What you are asked to do ▸ Can you extract the lines that run from the start of the material through the line containing "- row-label: 标称输入: [101, 332, 237, 365]", including that line, and repeat them unchanged?

[Records]

- - -

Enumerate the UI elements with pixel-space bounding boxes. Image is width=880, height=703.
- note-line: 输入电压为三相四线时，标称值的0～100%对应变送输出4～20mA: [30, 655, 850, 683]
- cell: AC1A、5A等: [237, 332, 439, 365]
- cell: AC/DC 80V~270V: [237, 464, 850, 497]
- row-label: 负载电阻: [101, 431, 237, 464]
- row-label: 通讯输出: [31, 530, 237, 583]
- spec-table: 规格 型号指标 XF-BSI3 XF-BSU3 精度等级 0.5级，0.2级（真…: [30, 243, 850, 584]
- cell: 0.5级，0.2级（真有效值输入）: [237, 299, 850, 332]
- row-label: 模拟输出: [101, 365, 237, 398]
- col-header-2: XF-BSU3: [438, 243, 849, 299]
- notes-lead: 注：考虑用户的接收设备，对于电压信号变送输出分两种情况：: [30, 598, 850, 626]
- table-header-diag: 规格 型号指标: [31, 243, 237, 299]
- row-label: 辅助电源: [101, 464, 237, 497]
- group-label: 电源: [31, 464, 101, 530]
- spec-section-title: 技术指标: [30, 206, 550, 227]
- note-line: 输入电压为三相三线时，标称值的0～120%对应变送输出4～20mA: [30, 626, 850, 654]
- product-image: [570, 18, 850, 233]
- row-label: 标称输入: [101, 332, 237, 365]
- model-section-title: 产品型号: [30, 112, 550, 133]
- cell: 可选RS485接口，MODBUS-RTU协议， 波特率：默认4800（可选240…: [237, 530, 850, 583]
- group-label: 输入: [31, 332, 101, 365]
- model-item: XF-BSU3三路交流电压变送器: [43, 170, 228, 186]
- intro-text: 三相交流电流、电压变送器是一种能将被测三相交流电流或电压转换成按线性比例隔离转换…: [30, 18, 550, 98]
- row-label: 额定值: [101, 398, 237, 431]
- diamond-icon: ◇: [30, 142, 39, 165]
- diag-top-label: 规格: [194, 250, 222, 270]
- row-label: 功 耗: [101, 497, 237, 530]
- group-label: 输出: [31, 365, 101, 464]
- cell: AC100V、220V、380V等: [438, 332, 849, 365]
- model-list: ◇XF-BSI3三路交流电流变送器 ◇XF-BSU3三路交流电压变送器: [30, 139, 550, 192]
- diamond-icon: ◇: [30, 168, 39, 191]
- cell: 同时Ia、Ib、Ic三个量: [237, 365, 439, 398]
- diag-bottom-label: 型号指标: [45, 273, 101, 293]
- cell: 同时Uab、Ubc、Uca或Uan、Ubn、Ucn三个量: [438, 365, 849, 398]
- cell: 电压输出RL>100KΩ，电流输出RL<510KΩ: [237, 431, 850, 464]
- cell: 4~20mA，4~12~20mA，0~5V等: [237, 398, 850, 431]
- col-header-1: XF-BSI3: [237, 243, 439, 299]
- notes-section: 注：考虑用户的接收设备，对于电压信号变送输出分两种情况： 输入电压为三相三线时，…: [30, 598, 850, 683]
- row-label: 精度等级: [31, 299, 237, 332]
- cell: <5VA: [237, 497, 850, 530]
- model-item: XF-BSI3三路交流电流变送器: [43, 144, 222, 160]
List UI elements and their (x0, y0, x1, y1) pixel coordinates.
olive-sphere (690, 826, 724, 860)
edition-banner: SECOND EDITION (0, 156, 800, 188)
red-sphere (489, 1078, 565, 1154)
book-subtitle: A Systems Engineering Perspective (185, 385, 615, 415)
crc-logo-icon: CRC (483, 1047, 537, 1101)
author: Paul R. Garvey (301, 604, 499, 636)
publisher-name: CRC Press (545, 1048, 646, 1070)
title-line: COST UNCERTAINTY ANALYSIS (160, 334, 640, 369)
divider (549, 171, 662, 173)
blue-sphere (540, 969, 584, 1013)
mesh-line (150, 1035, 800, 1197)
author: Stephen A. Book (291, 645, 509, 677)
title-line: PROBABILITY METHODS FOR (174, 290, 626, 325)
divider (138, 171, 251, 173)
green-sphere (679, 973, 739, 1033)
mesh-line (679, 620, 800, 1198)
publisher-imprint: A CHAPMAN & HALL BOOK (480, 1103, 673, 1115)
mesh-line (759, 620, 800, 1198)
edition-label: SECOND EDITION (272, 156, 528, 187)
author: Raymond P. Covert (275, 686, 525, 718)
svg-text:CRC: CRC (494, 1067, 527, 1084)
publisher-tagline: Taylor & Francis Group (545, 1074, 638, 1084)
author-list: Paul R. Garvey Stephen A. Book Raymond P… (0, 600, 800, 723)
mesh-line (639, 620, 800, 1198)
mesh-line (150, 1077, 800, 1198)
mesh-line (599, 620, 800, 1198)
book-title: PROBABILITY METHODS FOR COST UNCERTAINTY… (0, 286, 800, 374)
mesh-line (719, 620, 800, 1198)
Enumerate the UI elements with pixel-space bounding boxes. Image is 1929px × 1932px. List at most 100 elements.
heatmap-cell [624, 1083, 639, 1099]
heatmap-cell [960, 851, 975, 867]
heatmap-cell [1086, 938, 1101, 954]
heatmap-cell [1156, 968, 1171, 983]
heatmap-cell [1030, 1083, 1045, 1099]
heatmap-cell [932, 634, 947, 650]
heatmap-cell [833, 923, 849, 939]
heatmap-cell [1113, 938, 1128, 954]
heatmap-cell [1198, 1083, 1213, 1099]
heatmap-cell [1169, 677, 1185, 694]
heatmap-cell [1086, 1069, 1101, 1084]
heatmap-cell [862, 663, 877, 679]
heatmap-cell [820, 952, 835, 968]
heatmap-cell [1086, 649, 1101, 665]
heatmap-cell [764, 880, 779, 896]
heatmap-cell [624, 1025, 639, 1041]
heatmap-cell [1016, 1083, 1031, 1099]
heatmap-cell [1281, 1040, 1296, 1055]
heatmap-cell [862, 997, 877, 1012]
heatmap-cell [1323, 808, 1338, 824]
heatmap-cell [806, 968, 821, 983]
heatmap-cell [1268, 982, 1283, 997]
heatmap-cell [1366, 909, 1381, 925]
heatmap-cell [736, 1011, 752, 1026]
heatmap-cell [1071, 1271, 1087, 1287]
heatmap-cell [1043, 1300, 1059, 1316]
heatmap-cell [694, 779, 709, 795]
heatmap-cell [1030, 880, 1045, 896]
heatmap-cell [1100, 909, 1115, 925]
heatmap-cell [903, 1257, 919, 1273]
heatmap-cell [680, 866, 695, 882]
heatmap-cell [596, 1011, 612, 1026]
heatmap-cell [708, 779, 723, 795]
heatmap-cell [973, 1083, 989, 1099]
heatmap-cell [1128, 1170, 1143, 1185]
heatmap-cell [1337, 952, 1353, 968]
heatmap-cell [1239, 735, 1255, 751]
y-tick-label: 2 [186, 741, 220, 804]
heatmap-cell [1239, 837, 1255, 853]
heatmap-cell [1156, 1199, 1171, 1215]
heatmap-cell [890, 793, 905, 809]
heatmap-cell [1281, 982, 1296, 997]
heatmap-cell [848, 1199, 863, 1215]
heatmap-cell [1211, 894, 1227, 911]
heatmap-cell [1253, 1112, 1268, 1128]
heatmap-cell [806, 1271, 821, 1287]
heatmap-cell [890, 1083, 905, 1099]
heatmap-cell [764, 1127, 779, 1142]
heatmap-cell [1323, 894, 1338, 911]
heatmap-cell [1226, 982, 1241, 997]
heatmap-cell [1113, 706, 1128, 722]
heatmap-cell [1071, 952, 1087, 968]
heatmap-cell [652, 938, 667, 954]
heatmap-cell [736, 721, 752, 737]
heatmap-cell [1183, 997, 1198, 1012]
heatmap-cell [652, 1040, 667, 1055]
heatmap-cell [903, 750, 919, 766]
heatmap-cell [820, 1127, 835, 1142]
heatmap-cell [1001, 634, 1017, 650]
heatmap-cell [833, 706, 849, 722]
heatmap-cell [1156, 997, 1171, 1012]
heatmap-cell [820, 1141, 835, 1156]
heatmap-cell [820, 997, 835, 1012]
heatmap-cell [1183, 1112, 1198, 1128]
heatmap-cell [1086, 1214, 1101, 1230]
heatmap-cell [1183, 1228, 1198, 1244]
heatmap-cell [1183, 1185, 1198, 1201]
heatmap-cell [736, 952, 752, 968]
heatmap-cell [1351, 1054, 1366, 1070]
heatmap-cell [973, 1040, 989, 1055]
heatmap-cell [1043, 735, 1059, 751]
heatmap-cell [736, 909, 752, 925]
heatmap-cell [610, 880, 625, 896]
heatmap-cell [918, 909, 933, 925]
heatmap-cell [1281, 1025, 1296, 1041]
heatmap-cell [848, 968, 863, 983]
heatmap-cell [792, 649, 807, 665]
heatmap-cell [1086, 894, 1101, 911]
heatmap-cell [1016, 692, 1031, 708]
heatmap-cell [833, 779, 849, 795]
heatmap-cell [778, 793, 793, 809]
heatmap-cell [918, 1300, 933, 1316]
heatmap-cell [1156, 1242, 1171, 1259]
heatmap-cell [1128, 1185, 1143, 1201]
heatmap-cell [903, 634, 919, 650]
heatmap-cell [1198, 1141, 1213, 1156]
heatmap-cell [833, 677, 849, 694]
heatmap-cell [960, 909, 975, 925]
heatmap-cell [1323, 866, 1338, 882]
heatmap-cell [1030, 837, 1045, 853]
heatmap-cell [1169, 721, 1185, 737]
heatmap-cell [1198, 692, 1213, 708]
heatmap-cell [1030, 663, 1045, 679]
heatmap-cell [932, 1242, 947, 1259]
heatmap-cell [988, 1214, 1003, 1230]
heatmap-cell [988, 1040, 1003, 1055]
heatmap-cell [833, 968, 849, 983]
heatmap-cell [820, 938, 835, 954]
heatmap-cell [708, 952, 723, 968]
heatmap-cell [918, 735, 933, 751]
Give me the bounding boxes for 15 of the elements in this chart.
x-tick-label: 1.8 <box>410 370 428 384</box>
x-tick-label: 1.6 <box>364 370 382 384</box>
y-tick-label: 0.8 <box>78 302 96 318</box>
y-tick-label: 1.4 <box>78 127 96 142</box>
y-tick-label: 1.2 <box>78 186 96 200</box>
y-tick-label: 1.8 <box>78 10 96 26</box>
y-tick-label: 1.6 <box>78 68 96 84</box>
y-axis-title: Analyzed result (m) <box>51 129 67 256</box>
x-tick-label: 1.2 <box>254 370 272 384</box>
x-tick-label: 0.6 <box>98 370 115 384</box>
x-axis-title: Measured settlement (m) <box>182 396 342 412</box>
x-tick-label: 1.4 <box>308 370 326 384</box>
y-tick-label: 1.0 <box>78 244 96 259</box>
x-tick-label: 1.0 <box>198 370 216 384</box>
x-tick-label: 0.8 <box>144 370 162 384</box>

- - -

Right answer ▸
Enumerate the UI elements with pixel-space bounding boxes. Image is width=880, height=703.
- note-line: 输入电压为三相四线时，标称值的0～100%对应变送输出4～20mA: [30, 655, 850, 683]
- cell: AC1A、5A等: [237, 332, 439, 365]
- cell: AC/DC 80V~270V: [237, 464, 850, 497]
- row-label: 负载电阻: [101, 431, 237, 464]
- row-label: 通讯输出: [31, 530, 237, 583]
- spec-table: 规格 型号指标 XF-BSI3 XF-BSU3 精度等级 0.5级，0.2级（真…: [30, 243, 850, 584]
- cell: 0.5级，0.2级（真有效值输入）: [237, 299, 850, 332]
- row-label: 模拟输出: [101, 365, 237, 398]
- col-header-2: XF-BSU3: [438, 243, 849, 299]
- notes-lead: 注：考虑用户的接收设备，对于电压信号变送输出分两种情况：: [30, 598, 850, 626]
- table-header-diag: 规格 型号指标: [31, 243, 237, 299]
- row-label: 辅助电源: [101, 464, 237, 497]
- group-label: 电源: [31, 464, 101, 530]
- spec-section-title: 技术指标: [30, 206, 550, 227]
- note-line: 输入电压为三相三线时，标称值的0～120%对应变送输出4～20mA: [30, 626, 850, 654]
- product-image: [570, 18, 850, 233]
- row-label: 标称输入: [101, 332, 237, 365]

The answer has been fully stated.